Record list.
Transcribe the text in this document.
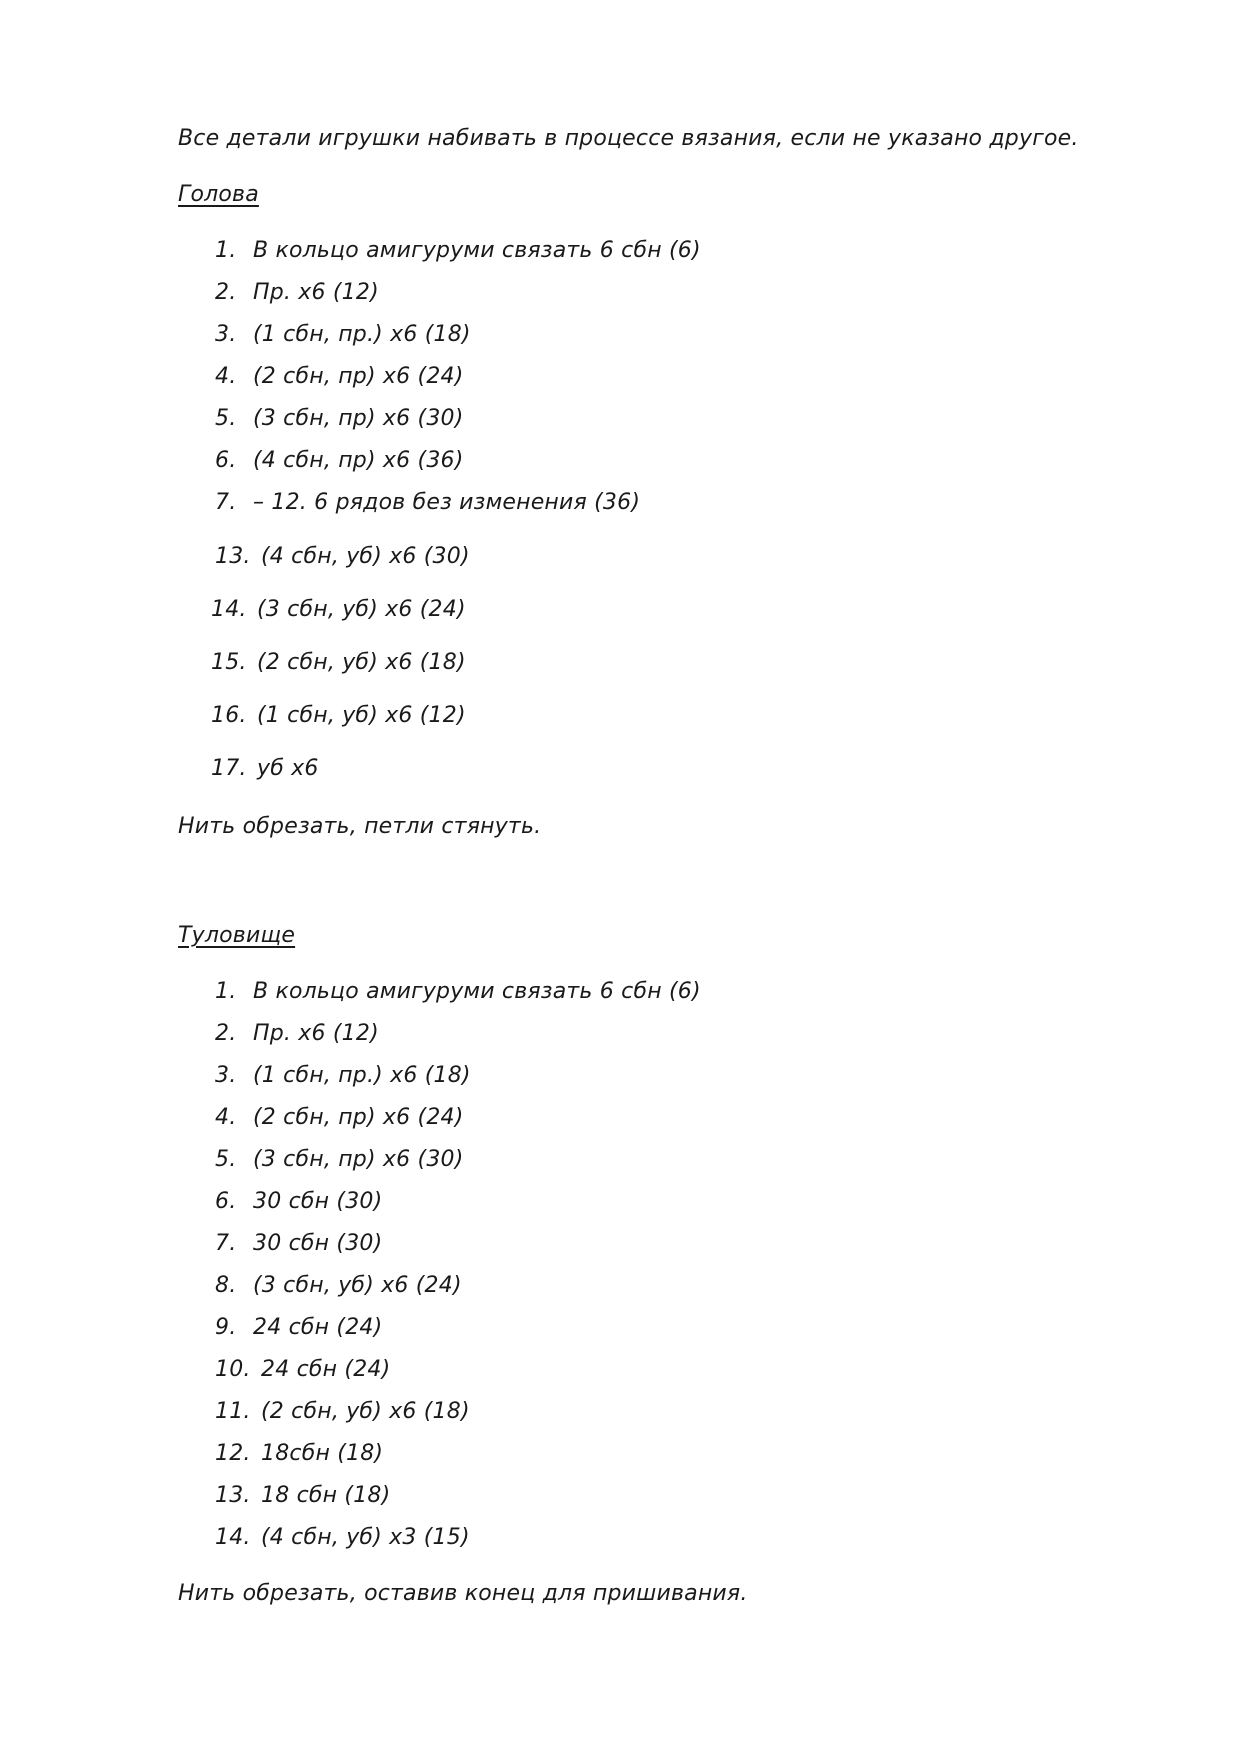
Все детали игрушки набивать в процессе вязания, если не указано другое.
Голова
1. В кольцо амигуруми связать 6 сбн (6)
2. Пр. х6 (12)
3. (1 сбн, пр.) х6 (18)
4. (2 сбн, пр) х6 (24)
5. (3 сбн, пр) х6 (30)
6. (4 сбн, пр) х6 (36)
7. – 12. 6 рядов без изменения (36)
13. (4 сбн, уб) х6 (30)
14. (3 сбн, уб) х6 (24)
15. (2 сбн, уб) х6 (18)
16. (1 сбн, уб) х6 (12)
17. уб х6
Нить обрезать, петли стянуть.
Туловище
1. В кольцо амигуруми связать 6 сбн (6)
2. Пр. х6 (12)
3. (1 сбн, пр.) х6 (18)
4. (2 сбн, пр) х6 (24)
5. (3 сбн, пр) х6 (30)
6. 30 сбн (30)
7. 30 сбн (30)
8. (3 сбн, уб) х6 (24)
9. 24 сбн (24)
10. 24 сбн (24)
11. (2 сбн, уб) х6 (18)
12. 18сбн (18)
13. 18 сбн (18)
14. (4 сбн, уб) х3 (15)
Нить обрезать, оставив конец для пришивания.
* * *
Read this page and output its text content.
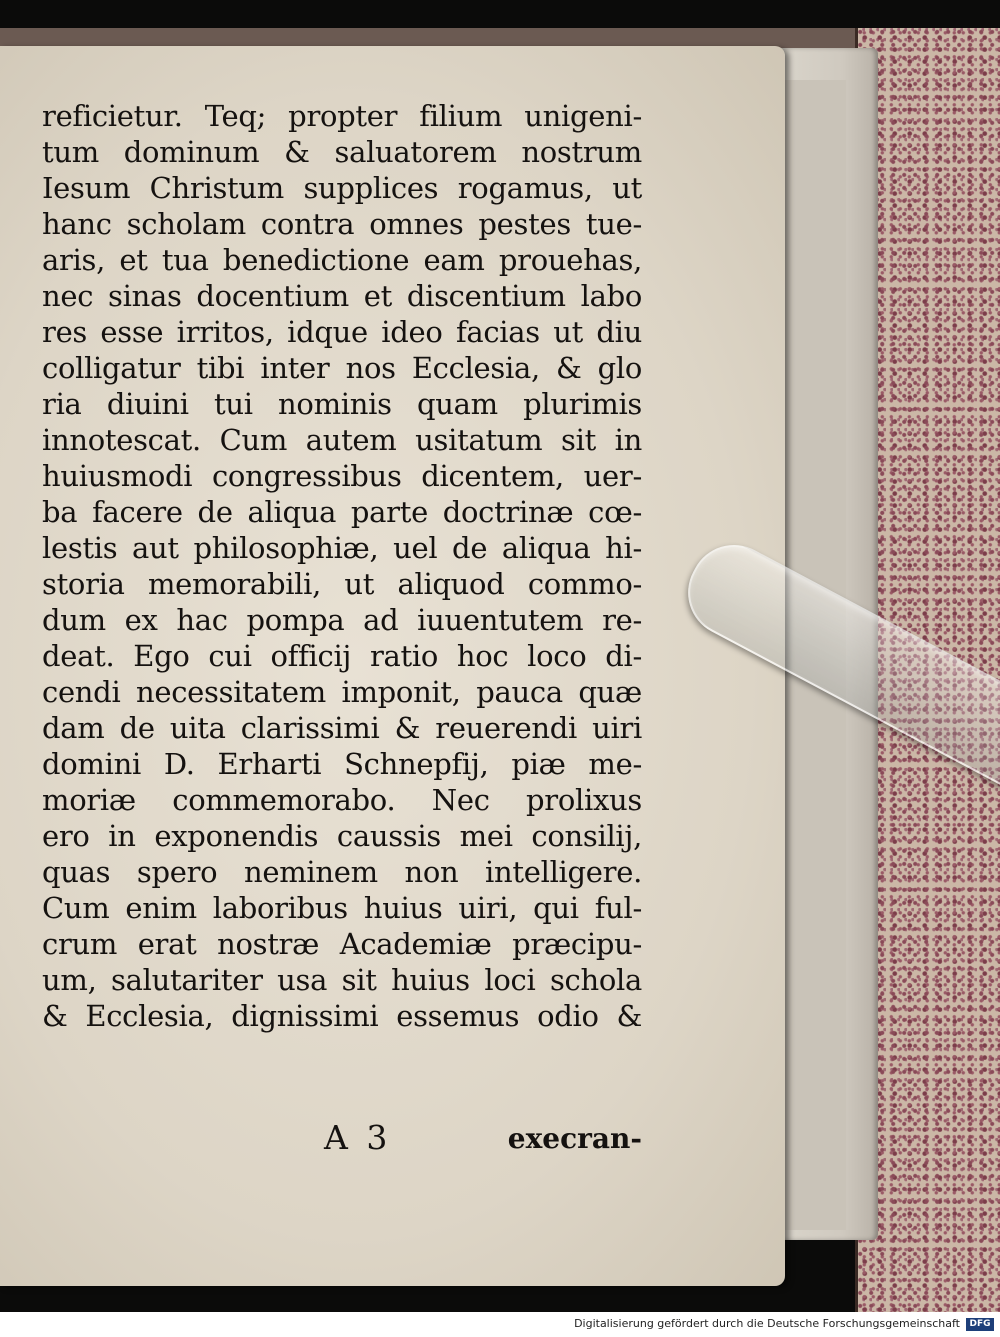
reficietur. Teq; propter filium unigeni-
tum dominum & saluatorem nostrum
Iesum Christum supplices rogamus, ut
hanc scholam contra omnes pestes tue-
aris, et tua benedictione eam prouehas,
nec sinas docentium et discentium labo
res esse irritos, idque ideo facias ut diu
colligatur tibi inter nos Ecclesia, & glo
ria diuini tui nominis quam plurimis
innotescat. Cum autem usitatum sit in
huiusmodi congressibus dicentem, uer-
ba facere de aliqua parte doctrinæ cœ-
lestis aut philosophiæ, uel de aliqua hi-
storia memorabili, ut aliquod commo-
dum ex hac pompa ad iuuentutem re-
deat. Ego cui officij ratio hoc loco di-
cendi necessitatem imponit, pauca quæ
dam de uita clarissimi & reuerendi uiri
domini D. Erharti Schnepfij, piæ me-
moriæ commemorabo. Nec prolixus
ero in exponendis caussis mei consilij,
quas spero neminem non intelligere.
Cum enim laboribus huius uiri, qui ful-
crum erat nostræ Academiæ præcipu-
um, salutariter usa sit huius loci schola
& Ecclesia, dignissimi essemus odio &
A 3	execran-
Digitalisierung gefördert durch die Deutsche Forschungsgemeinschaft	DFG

Your goal.
Of the lines in the records, determine how many contain the word "Ecclesia", and report that number alone.

Response below.
2